● WRITTEN PROBLEM
Write out the data below in full. Keep it exact.

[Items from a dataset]
● ● ● ● ●

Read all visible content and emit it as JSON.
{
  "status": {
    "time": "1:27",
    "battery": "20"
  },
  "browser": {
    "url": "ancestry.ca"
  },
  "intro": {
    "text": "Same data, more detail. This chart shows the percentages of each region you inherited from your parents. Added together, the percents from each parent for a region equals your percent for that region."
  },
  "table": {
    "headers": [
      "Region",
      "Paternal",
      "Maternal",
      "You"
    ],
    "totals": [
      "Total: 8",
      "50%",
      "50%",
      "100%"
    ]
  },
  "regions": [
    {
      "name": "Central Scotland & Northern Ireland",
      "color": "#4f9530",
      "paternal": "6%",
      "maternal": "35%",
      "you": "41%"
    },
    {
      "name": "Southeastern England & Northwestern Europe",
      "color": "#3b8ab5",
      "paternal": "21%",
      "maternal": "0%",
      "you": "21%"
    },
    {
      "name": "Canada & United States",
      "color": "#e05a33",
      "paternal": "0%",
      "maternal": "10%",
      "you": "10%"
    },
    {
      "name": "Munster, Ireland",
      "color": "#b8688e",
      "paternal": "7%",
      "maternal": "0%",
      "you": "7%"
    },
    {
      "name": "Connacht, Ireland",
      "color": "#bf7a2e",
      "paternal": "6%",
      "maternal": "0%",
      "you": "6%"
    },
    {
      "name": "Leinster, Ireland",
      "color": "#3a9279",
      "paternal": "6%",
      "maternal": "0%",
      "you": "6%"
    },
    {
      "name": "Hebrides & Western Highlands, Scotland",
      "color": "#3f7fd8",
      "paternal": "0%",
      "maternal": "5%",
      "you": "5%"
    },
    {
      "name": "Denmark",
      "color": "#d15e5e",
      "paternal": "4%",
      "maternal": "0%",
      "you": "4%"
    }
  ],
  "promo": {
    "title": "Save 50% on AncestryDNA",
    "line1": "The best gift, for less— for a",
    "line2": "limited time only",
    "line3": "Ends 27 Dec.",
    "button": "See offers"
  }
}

● ● ● ● ●

● FINAL ANSWER
Read all visible content and emit it as JSON.
{
  "status": {
    "time": "1:27",
    "battery": "20"
  },
  "browser": {
    "url": "ancestry.ca"
  },
  "intro": {
    "text": "Same data, more detail. This chart shows the percentages of each region you inherited from your parents. Added together, the percents from each parent for a region equals your percent for that region."
  },
  "table": {
    "headers": [
      "Region",
      "Paternal",
      "Maternal",
      "You"
    ],
    "totals": [
      "Total: 8",
      "50%",
      "50%",
      "100%"
    ]
  },
  "regions": [
    {
      "name": "Central Scotland & Northern Ireland",
      "color": "#4f9530",
      "paternal": "6%",
      "maternal": "35%",
      "you": "41%"
    },
    {
      "name": "Southeastern England & Northwestern Europe",
      "color": "#3b8ab5",
      "paternal": "21%",
      "maternal": "0%",
      "you": "21%"
    },
    {
      "name": "Canada & United States",
      "color": "#e05a33",
      "paternal": "0%",
      "maternal": "10%",
      "you": "10%"
    },
    {
      "name": "Munster, Ireland",
      "color": "#b8688e",
      "paternal": "7%",
      "maternal": "0%",
      "you": "7%"
    },
    {
      "name": "Connacht, Ireland",
      "color": "#bf7a2e",
      "paternal": "6%",
      "maternal": "0%",
      "you": "6%"
    },
    {
      "name": "Leinster, Ireland",
      "color": "#3a9279",
      "paternal": "6%",
      "maternal": "0%",
      "you": "6%"
    },
    {
      "name": "Hebrides & Western Highlands, Scotland",
      "color": "#3f7fd8",
      "paternal": "0%",
      "maternal": "5%",
      "you": "5%"
    },
    {
      "name": "Denmark",
      "color": "#d15e5e",
      "paternal": "4%",
      "maternal": "0%",
      "you": "4%"
    }
  ],
  "promo": {
    "title": "Save 50% on AncestryDNA",
    "line1": "The best gift, for less— for a",
    "line2": "limited time only",
    "line3": "Ends 27 Dec.",
    "button": "See offers"
  }
}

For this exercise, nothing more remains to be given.